# WHAT YOU NEED TO DO
Transcribe the listing in full, excluding any pictures.
>> begin
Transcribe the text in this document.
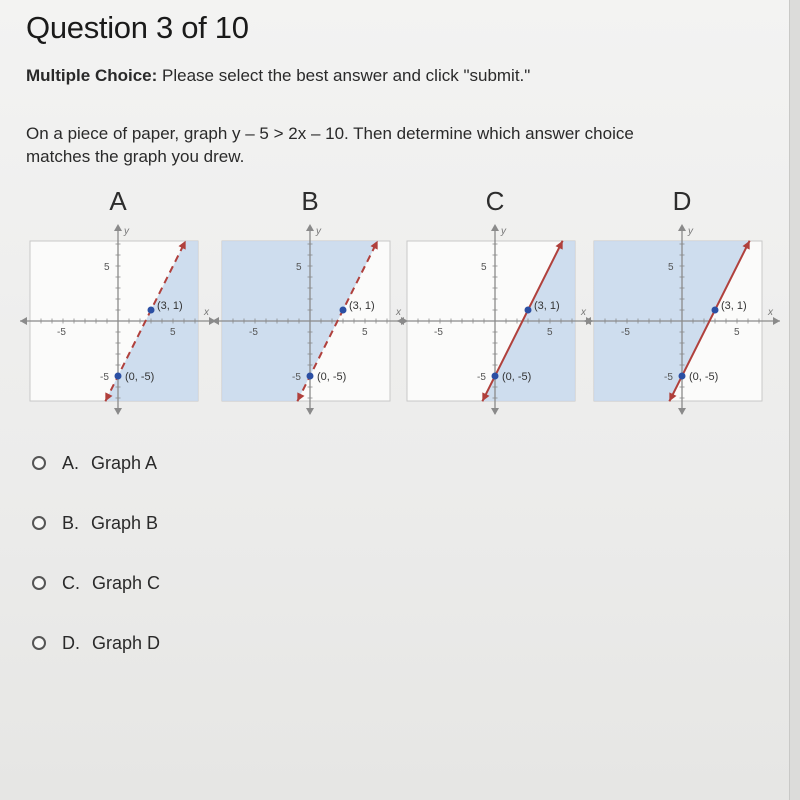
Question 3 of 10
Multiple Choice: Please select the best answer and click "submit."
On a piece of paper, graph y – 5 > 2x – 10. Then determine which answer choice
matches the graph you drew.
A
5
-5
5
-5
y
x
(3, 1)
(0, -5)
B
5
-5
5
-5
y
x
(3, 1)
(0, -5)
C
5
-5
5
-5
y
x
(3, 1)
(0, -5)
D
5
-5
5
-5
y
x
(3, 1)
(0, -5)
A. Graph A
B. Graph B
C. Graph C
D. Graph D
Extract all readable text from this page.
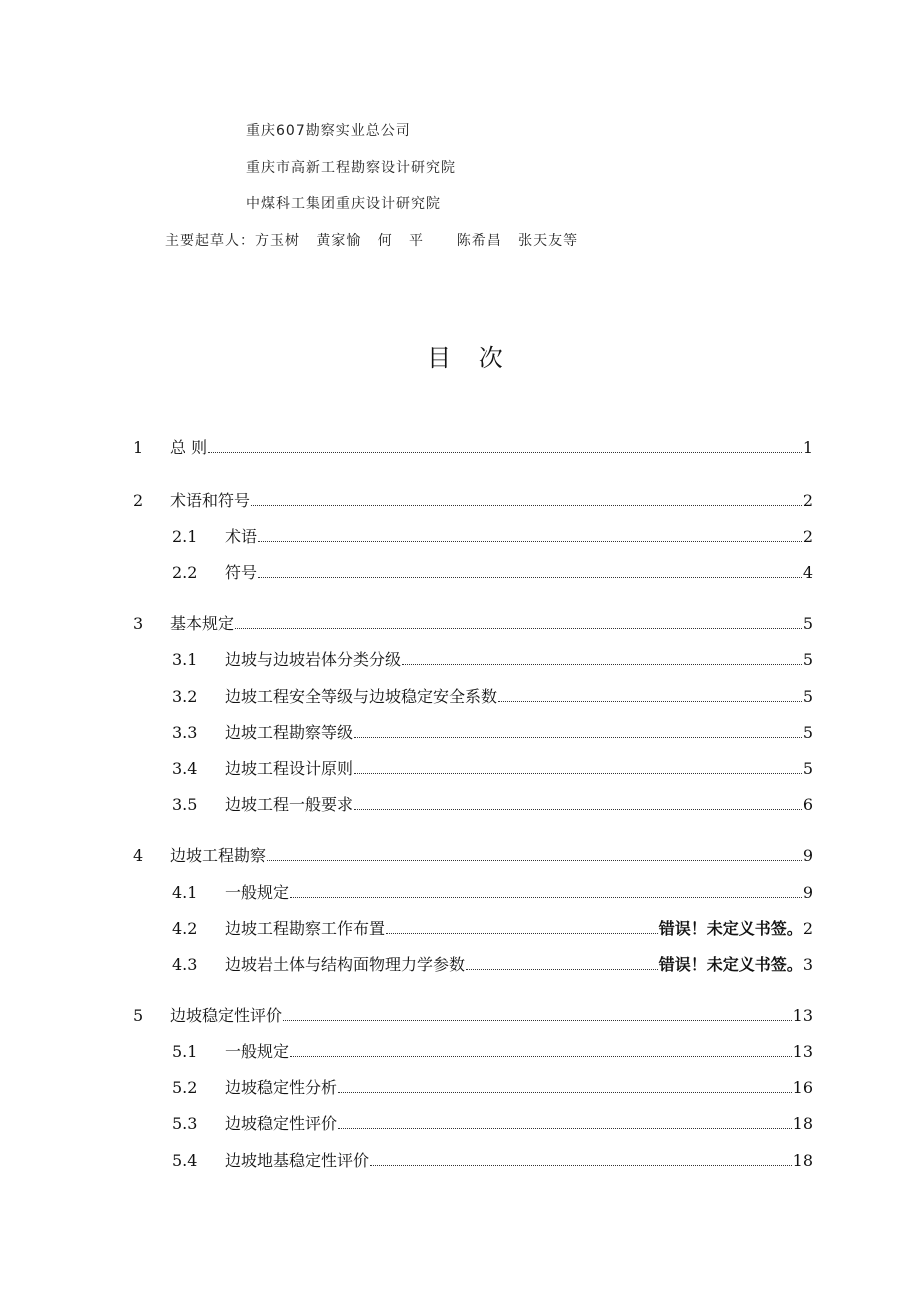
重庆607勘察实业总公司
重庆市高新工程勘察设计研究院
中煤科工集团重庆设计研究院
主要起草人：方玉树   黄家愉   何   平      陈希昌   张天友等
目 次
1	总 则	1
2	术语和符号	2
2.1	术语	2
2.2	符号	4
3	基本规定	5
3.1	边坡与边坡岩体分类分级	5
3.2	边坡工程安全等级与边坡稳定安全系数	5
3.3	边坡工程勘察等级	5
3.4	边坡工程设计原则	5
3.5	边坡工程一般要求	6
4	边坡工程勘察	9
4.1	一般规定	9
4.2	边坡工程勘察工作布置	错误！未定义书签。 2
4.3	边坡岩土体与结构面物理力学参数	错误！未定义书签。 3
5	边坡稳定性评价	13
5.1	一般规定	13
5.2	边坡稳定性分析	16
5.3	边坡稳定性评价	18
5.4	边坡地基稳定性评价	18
>> end
# SOLVED PROBLEM
Transcribe the text in this document.
Question 3 of 10
Multiple Choice: Please select the best answer and click "submit."
On a piece of paper, graph y – 5 > 2x – 10. Then determine which answer choice
matches the graph you drew.
A
5
-5
5
-5
y
x
(3, 1)
(0, -5)
B
5
-5
5
-5
y
x
(3, 1)
(0, -5)
C
5
-5
5
-5
y
x
(3, 1)
(0, -5)
D
5
-5
5
-5
y
x
(3, 1)
(0, -5)
A. Graph A
B. Graph B
C. Graph C
D. Graph D
Extract all readable text from this page.
重庆607勘察实业总公司
重庆市高新工程勘察设计研究院
中煤科工集团重庆设计研究院
主要起草人：方玉树   黄家愉   何   平      陈希昌   张天友等
目 次
1	总 则	1
2	术语和符号	2
2.1	术语	2
2.2	符号	4
3	基本规定	5
3.1	边坡与边坡岩体分类分级	5
3.2	边坡工程安全等级与边坡稳定安全系数	5
3.3	边坡工程勘察等级	5
3.4	边坡工程设计原则	5
3.5	边坡工程一般要求	6
4	边坡工程勘察	9
4.1	一般规定	9
4.2	边坡工程勘察工作布置	错误！未定义书签。 2
4.3	边坡岩土体与结构面物理力学参数	错误！未定义书签。 3
5	边坡稳定性评价	13
5.1	一般规定	13
5.2	边坡稳定性分析	16
5.3	边坡稳定性评价	18
5.4	边坡地基稳定性评价	18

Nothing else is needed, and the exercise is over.